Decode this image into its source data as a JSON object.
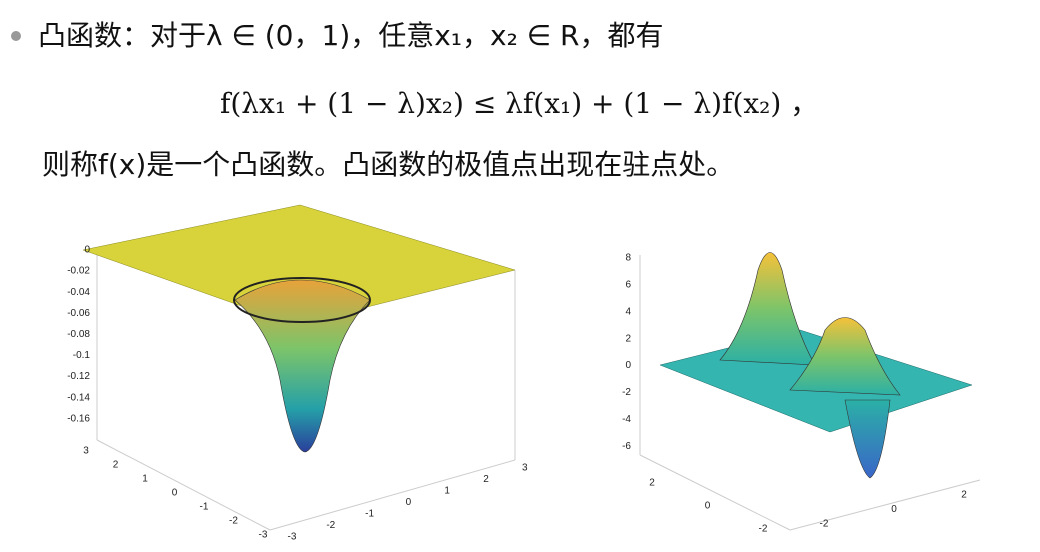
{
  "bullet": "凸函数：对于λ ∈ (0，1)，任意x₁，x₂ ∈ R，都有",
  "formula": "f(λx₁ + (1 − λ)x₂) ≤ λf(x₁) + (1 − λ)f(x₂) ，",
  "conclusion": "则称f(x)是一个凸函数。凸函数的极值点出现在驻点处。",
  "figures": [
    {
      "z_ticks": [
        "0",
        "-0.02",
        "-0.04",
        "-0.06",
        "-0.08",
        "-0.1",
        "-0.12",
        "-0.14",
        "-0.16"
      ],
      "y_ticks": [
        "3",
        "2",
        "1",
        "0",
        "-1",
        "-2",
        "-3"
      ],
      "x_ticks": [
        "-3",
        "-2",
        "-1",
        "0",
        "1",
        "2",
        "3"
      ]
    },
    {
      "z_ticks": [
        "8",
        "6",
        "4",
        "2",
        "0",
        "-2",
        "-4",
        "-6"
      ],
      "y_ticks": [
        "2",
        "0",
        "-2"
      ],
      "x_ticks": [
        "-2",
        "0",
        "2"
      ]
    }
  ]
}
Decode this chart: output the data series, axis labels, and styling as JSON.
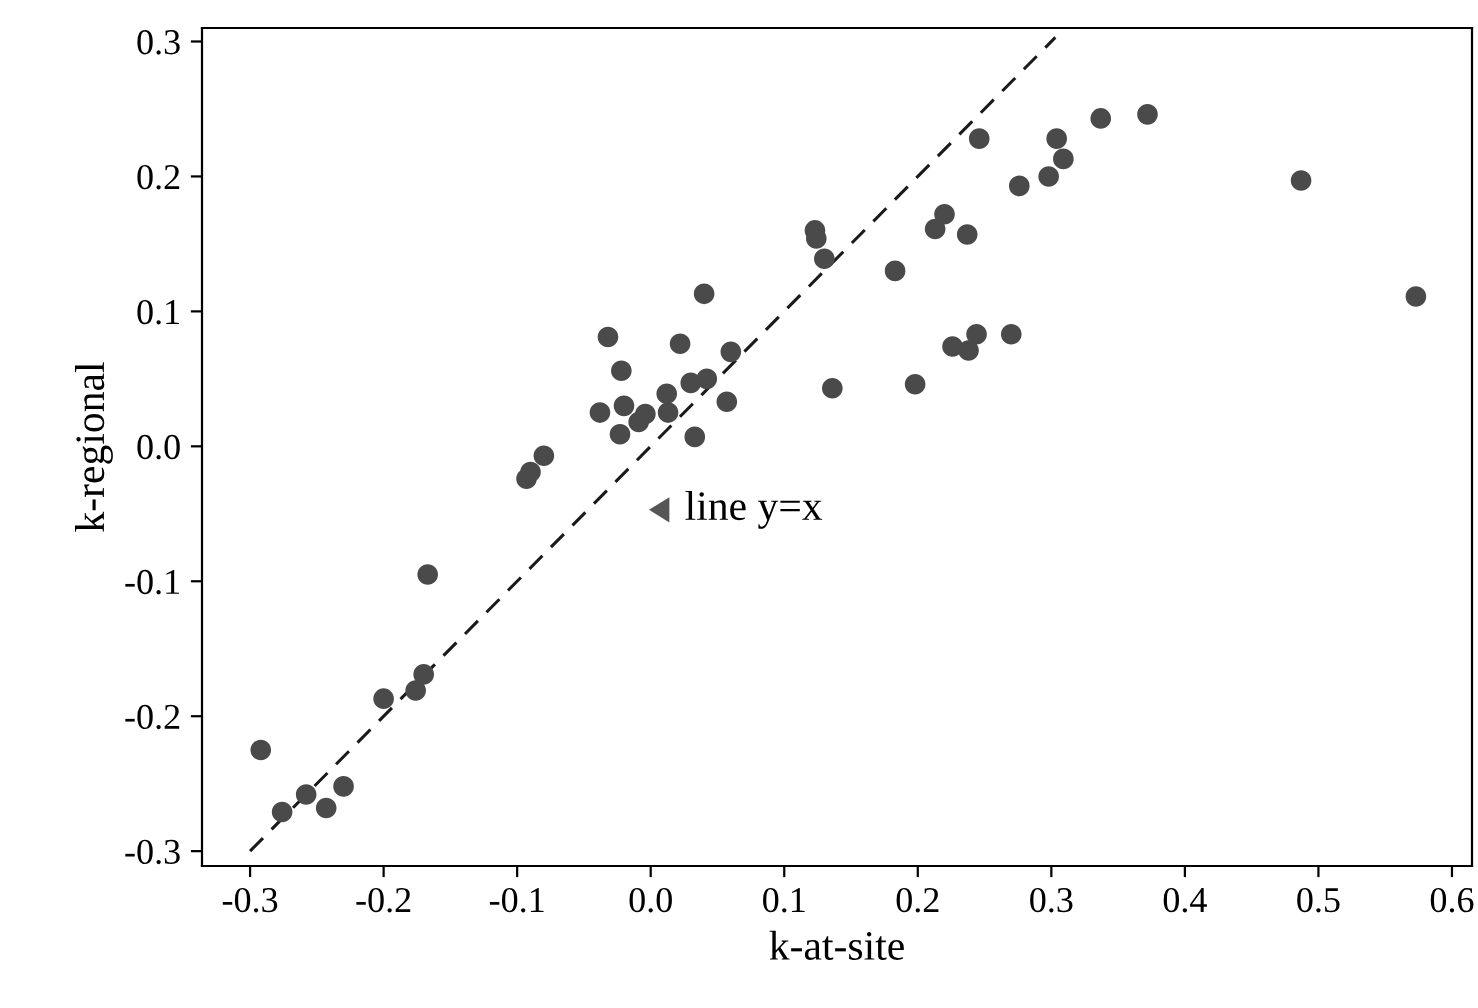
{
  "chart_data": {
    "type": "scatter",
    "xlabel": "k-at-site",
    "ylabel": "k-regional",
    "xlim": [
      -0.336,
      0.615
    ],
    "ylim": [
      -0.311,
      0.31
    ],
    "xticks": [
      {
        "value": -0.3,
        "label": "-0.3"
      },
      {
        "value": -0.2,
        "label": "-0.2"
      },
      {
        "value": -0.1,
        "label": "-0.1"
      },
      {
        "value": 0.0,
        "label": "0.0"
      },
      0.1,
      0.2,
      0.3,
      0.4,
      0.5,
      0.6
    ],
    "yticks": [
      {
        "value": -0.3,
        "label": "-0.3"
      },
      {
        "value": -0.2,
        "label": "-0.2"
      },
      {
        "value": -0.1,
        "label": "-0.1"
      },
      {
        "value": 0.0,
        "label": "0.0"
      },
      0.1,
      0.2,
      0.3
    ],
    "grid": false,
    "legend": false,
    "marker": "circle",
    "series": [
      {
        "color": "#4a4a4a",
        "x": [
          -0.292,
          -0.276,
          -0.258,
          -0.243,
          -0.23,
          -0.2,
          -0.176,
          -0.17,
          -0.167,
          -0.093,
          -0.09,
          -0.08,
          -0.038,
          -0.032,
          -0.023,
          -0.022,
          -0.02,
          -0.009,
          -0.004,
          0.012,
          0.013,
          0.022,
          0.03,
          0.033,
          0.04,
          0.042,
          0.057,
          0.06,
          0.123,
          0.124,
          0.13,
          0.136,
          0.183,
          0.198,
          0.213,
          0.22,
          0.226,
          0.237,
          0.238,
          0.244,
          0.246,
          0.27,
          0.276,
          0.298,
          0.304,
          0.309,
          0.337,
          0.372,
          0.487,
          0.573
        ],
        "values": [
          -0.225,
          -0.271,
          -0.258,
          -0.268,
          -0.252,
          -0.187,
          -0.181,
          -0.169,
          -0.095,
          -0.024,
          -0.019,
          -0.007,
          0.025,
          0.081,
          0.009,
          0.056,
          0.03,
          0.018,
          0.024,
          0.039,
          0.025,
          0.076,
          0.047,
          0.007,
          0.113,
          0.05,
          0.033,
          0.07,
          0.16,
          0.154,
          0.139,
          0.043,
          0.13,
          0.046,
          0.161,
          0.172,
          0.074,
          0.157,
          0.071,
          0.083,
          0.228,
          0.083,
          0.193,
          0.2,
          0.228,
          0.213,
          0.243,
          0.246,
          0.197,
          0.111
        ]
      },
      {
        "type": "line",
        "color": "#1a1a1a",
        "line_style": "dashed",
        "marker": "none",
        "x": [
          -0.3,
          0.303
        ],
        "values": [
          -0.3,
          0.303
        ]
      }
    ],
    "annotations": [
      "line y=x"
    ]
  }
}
■ ■ ■ ■ ■
**TASK DETAILS**.
Identify the lines of the entries containing the string "this". Copy each such line.

**OUTPUT BELOW**.
Decode this image into its source data as a JSON object.
Decode this chart: output the data series, axis labels, and styling as JSON.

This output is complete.